Extracted records:

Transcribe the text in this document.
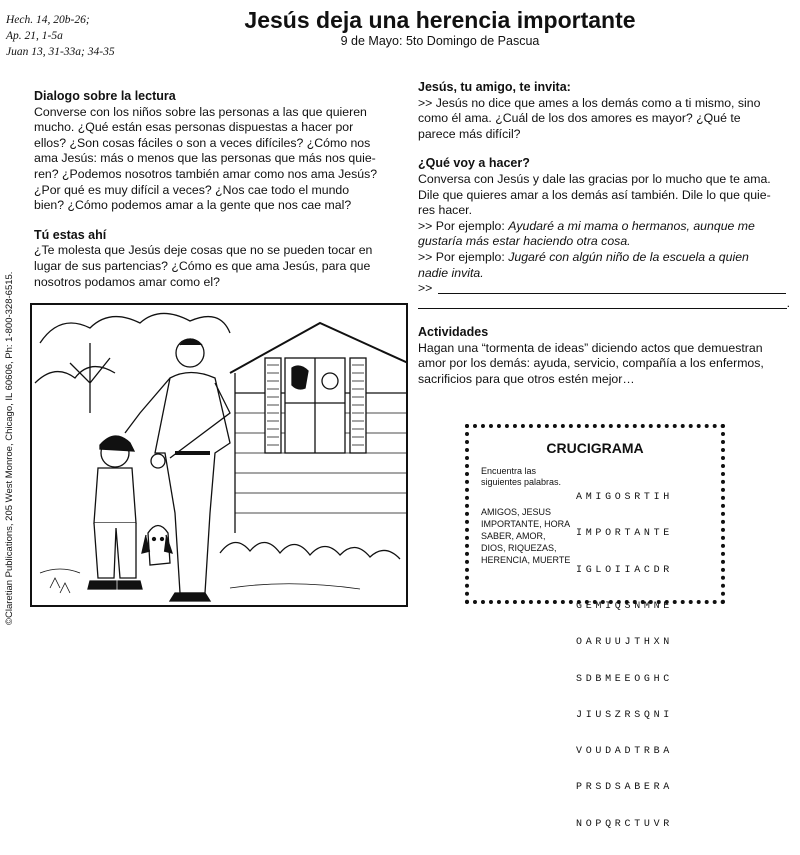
Hech. 14, 20b-26;
Ap. 21, 1-5a
Juan 13, 31-33a; 34-35
Jesús deja una herencia importante
9 de Mayo: 5to Domingo de Pascua

Dialogo sobre la lectura

Converse con los niños sobre las personas a las que quieren

mucho. ¿Qué están esas personas dispuestas a hacer por

ellos? ¿Son cosas fáciles o son a veces difíciles? ¿Cómo nos

ama Jesús: más o menos que las personas que más nos quie-

ren? ¿Podemos nosotros también amar como nos ama Jesús?

¿Por qué es muy difícil a veces? ¿Nos cae todo el mundo

bien? ¿Cómo podemos amar a la gente que nos cae mal?

Tú estas ahí

¿Te molesta que Jesús deje cosas que no se pueden tocar en

lugar de sus partencias? ¿Cómo es que ama Jesús, para que

nosotros podamos amar como el?

Jesús, tu amigo, te invita:

>> Jesús no dice que ames a los demás como a ti mismo, sino

como él ama. ¿Cuál de los dos amores es mayor? ¿Qué te

parece más difícil?

¿Qué voy a hacer?

Conversa con Jesús y dale las gracias por lo mucho que te ama.

Dile que quieres amar a los demás así también. Dile lo que quie-

res hacer.

>> Por ejemplo: Ayudaré a mi mama o hermanos, aunque me

gustaría más estar haciendo otra cosa.

>> Por ejemplo: Jugaré con algún niño de la escuela a quien

nadie invita.

>>
.

Actividades

Hagan una “tormenta de ideas” diciendo actos que demuestran

amor por los demás: ayuda, servicio, compañía a los enfermos,

sacrificios para que otros estén mejor…

©Claretian Publications, 205 West Monroe, Chicago, IL 60606, Ph: 1-800-328-6515.	CRUCIGRAMA
Encuentra las
siguientes palabras.
AMIGOS, JESUS
IMPORTANTE, HORA
SABER, AMOR,
DIOS, RIQUEZAS,
HERENCIA, MUERTE

AMIGOSRTIH

IMPORTANTE

IGLOIIACDR

GEMIQSNMNE

OARUUJTHXN

SDBMEEOGHC

JIUSZRSQNI

VOUDADTRBA

PRSDSABERA

NOPQRCTUVR
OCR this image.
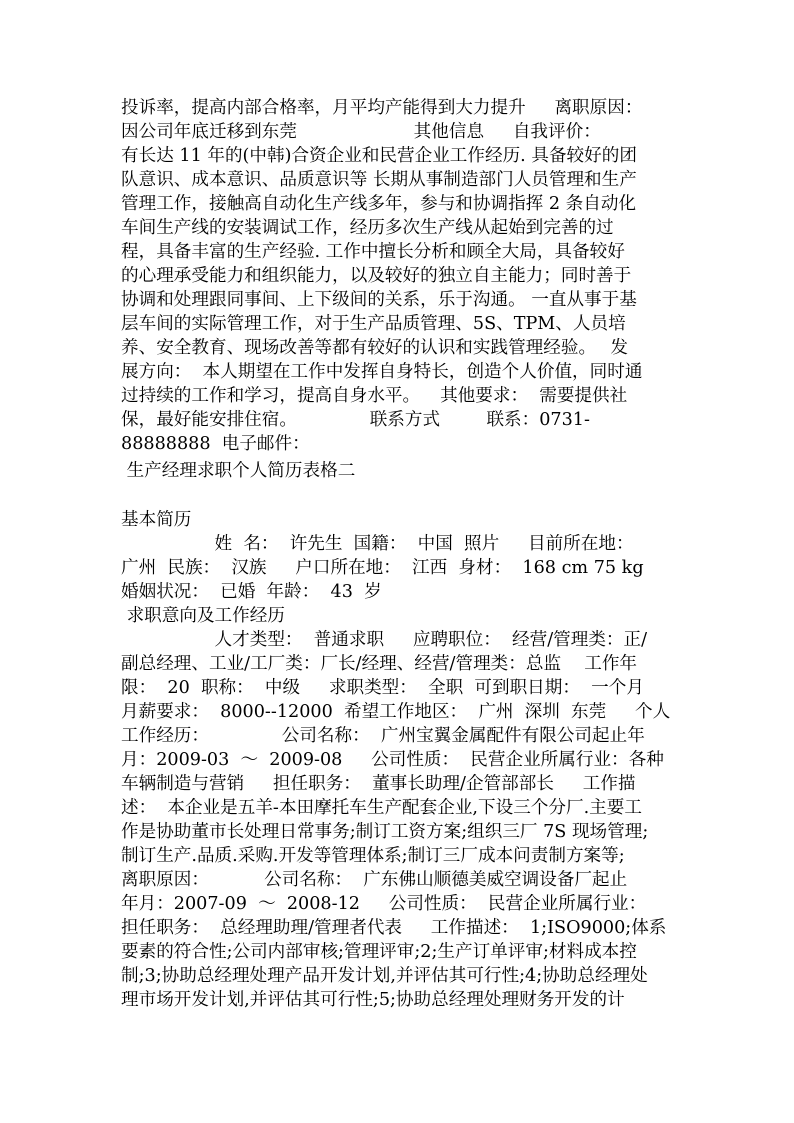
投诉率，提高内部合格率，月平均产能得到大力提升　  离职原因：
因公司年底迁移到东莞　　　　　　  其他信息　  自我评价：
有长达 11 年的(中韩)合资企业和民营企业工作经历. 具备较好的团
队意识、成本意识、品质意识等 长期从事制造部门人员管理和生产
管理工作，接触高自动化生产线多年，参与和协调指挥 2 条自动化
车间生产线的安装调试工作，经历多次生产线从起始到完善的过
程，具备丰富的生产经验. 工作中擅长分析和顾全大局，具备较好
的心理承受能力和组织能力，以及较好的独立自主能力；同时善于
协调和处理跟同事间、上下级间的关系，乐于沟通。 一直从事于基
层车间的实际管理工作，对于生产品质管理、5S、TPM、人员培
养、安全教育、现场改善等都有较好的认识和实践管理经验。　 发
展方向：  本人期望在工作中发挥自身特长，创造个人价值，同时通
过持续的工作和学习，提高自身水平。　  其他要求：  需要提供社
保，最好能安排住宿。　　　　  联系方式　　  联系：0731-
88888888  电子邮件：
生产经理求职个人简历表格二
基本简历
　　　　　 姓  名：  许先生  国籍：  中国  照片　  目前所在地：
广州  民族：  汉族　  户口所在地：  江西  身材：  168 cm 75 kg
婚姻状况：  已婚  年龄：  43  岁
求职意向及工作经历
　　　　　 人才类型：  普通求职　  应聘职位：  经营/管理类：正/
副总经理、工业/工厂类：厂长/经理、经营/管理类：总监　 工作年
限：  20  职称：  中级　  求职类型：  全职  可到职日期：  一个月
月薪要求：  8000--12000  希望工作地区：  广州  深圳  东莞　  个人
工作经历：　　　　  公司名称：  广州宝翼金属配件有限公司起止年
月：2009-03  ～  2009-08　  公司性质：  民营企业所属行业：各种
车辆制造与营销　  担任职务：  董事长助理/企管部部长　  工作描
述：  本企业是五羊-本田摩托车生产配套企业,下设三个分厂.主要工
作是协助董市长处理日常事务;制订工资方案;组织三厂 7S 现场管理;
制订生产.品质.采购.开发等管理体系;制订三厂成本问责制方案等;
离职原因：　　　  公司名称：  广东佛山顺德美威空调设备厂起止
年月：2007-09  ～  2008-12　  公司性质：  民营企业所属行业：
担任职务：  总经理助理/管理者代表　  工作描述：  1;ISO9000;体系
要素的符合性;公司内部审核;管理评审;2;生产订单评审;材料成本控
制;3;协助总经理处理产品开发计划,并评估其可行性;4;协助总经理处
理市场开发计划,并评估其可行性;5;协助总经理处理财务开发的计
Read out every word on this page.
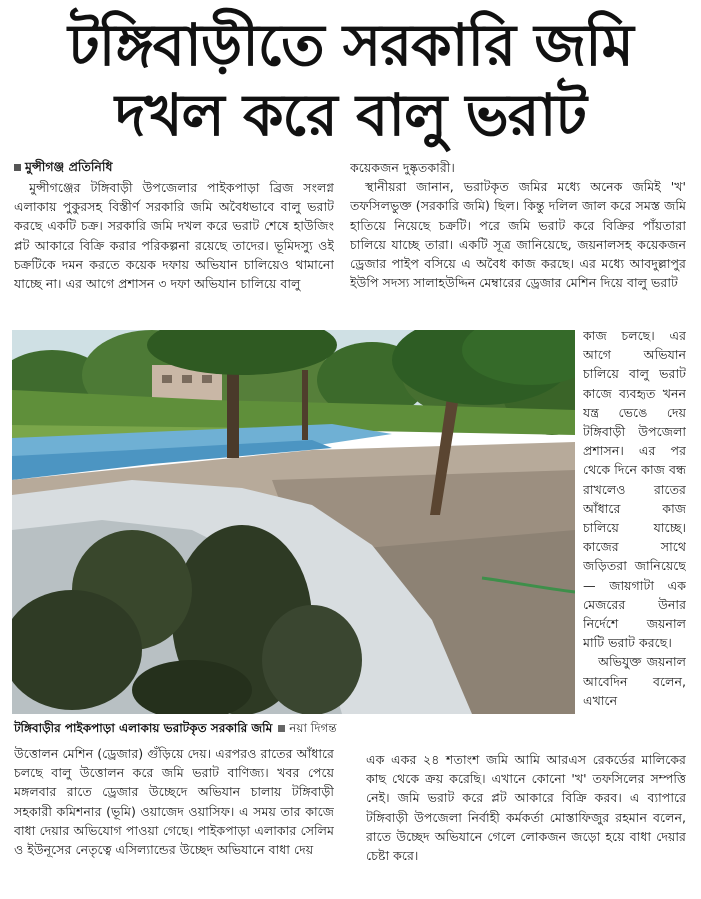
টঙ্গিবাড়ীতে সরকারি জমি
দখল করে বালু ভরাট
মুন্সীগঞ্জ প্রতিনিধি

মুন্সীগঞ্জের টঙ্গিবাড়ী উপজেলার পাইকপাড়া ব্রিজ সংলগ্ন এলাকায় পুকুরসহ বিস্তীর্ণ সরকারি জমি অবৈধভাবে বালু ভরাট করছে একটি চক্র। সরকারি জমি দখল করে ভরাট শেষে হাউজিং প্লট আকারে বিক্রি করার পরিকল্পনা রয়েছে তাদের। ভূমিদস্যু ওই চক্রটিকে দমন করতে কয়েক দফায় অভিযান চালিয়েও থামানো যাচ্ছে না। এর আগে প্রশাসন ৩ দফা অভিযান চালিয়ে বালু

কয়েকজন দুষ্কৃতকারী।

স্থানীয়রা জানান, ভরাটকৃত জমির মধ্যে অনেক জমিই 'খ' তফসিলভুক্ত (সরকারি জমি) ছিল। কিন্তু দলিল জাল করে সমস্ত জমি হাতিয়ে নিয়েছে চক্রটি। পরে জমি ভরাট করে বিক্রির পাঁয়তারা চালিয়ে যাচ্ছে তারা। একটি সূত্র জানিয়েছে, জয়নালসহ কয়েকজন ড্রেজার পাইপ বসিয়ে এ অবৈধ কাজ করছে। এর মধ্যে আবদুল্লাপুর ইউপি সদস্য সালাহউদ্দিন মেম্বারের ড্রেজার মেশিন দিয়ে বালু ভরাট

কাজ চলছে। এর আগে অভিযান চালিয়ে বালু ভরাট কাজে ব্যবহৃত খনন যন্ত্র ভেঙে দেয় টঙ্গিবাড়ী উপজেলা প্রশাসন। এর পর থেকে দিনে কাজ বন্ধ রাখলেও রাতের আঁধারে কাজ চালিয়ে যাচ্ছে। কাজের সাথে জড়িতরা জানিয়েছে— জায়গাটা এক মেজরের উনার নির্দেশে জয়নাল মাটি ভরাট করছে।

অভিযুক্ত জয়নাল আবেদিন বলেন, এখানে

টঙ্গিবাড়ীর পাইকপাড়া এলাকায় ভরাটকৃত সরকারি জমি নয়া দিগন্ত

উত্তোলন মেশিন (ড্রেজার) গুঁড়িয়ে দেয়। এরপরও রাতের আঁধারে চলছে বালু উত্তোলন করে জমি ভরাট বাণিজ্য। খবর পেয়ে মঙ্গলবার রাতে ড্রেজার উচ্ছেদে অভিযান চালায় টঙ্গিবাড়ী সহকারী কমিশনার (ভূমি) ওয়াজেদ ওয়াসিফ। এ সময় তার কাজে বাধা দেয়ার অভিযোগ পাওয়া গেছে। পাইকপাড়া এলাকার সেলিম ও ইউনূসের নেতৃত্বে এসিল্যান্ডের উচ্ছেদ অভিযানে বাধা দেয়

এক একর ২৪ শতাংশ জমি আমি আরএস রেকর্ডের মালিকের কাছ থেকে ক্রয় করেছি। এখানে কোনো 'খ' তফসিলের সম্পত্তি নেই। জমি ভরাট করে প্লট আকারে বিক্রি করব। এ ব্যাপারে টঙ্গিবাড়ী উপজেলা নির্বাহী কর্মকর্তা মোস্তাফিজুর রহমান বলেন, রাতে উচ্ছেদ অভিযানে গেলে লোকজন জড়ো হয়ে বাধা দেয়ার চেষ্টা করে।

#### Set exercise
Every line that holds the string "invita" should be returned.

#### Response below
Jesús, tu amigo, te invita:
nadie invita.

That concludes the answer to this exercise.